[Begin SUPPLIED DATA]

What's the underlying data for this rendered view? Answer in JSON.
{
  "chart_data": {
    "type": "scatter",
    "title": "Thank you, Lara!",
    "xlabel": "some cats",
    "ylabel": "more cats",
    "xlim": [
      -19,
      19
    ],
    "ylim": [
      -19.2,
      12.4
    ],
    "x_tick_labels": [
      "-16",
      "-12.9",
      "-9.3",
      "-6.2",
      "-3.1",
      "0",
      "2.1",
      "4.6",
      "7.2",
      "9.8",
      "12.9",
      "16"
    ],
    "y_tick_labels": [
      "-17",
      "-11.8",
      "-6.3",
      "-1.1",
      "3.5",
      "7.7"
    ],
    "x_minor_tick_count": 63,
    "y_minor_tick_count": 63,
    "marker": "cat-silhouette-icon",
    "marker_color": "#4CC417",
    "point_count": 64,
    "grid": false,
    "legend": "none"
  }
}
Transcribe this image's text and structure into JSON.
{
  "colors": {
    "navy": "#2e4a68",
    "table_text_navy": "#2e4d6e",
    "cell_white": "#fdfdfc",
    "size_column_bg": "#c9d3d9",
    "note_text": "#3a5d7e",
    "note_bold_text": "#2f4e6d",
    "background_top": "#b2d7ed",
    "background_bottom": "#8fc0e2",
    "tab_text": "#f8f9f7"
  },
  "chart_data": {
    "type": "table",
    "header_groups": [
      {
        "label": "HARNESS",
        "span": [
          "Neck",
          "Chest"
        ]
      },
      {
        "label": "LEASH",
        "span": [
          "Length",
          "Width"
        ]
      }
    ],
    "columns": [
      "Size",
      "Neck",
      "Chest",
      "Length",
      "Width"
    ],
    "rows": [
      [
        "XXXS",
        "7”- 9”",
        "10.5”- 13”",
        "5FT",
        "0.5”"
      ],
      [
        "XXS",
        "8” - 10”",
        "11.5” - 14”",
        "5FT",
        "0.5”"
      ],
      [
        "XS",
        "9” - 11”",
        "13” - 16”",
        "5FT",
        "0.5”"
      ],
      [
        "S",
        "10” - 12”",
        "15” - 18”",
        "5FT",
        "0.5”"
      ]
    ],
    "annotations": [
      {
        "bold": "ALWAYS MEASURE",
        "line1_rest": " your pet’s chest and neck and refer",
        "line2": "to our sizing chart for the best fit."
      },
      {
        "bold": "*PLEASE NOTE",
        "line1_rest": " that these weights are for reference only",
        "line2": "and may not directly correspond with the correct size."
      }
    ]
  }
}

[End SUPPLIED DATA]

• REQUIRED TASK:
Can you restate every record above word for word?

• TASK SOLUTION:
What's the underlying data for this rendered view? Answer in JSON.
{
  "chart_data": {
    "type": "scatter",
    "title": "Thank you, Lara!",
    "xlabel": "some cats",
    "ylabel": "more cats",
    "xlim": [
      -19,
      19
    ],
    "ylim": [
      -19.2,
      12.4
    ],
    "x_tick_labels": [
      "-16",
      "-12.9",
      "-9.3",
      "-6.2",
      "-3.1",
      "0",
      "2.1",
      "4.6",
      "7.2",
      "9.8",
      "12.9",
      "16"
    ],
    "y_tick_labels": [
      "-17",
      "-11.8",
      "-6.3",
      "-1.1",
      "3.5",
      "7.7"
    ],
    "x_minor_tick_count": 63,
    "y_minor_tick_count": 63,
    "marker": "cat-silhouette-icon",
    "marker_color": "#4CC417",
    "point_count": 64,
    "grid": false,
    "legend": "none"
  }
}
Transcribe this image's text and structure into JSON.
{
  "colors": {
    "navy": "#2e4a68",
    "table_text_navy": "#2e4d6e",
    "cell_white": "#fdfdfc",
    "size_column_bg": "#c9d3d9",
    "note_text": "#3a5d7e",
    "note_bold_text": "#2f4e6d",
    "background_top": "#b2d7ed",
    "background_bottom": "#8fc0e2",
    "tab_text": "#f8f9f7"
  },
  "chart_data": {
    "type": "table",
    "header_groups": [
      {
        "label": "HARNESS",
        "span": [
          "Neck",
          "Chest"
        ]
      },
      {
        "label": "LEASH",
        "span": [
          "Length",
          "Width"
        ]
      }
    ],
    "columns": [
      "Size",
      "Neck",
      "Chest",
      "Length",
      "Width"
    ],
    "rows": [
      [
        "XXXS",
        "7”- 9”",
        "10.5”- 13”",
        "5FT",
        "0.5”"
      ],
      [
        "XXS",
        "8” - 10”",
        "11.5” - 14”",
        "5FT",
        "0.5”"
      ],
      [
        "XS",
        "9” - 11”",
        "13” - 16”",
        "5FT",
        "0.5”"
      ],
      [
        "S",
        "10” - 12”",
        "15” - 18”",
        "5FT",
        "0.5”"
      ]
    ],
    "annotations": [
      {
        "bold": "ALWAYS MEASURE",
        "line1_rest": " your pet’s chest and neck and refer",
        "line2": "to our sizing chart for the best fit."
      },
      {
        "bold": "*PLEASE NOTE",
        "line1_rest": " that these weights are for reference only",
        "line2": "and may not directly correspond with the correct size."
      }
    ]
  }
}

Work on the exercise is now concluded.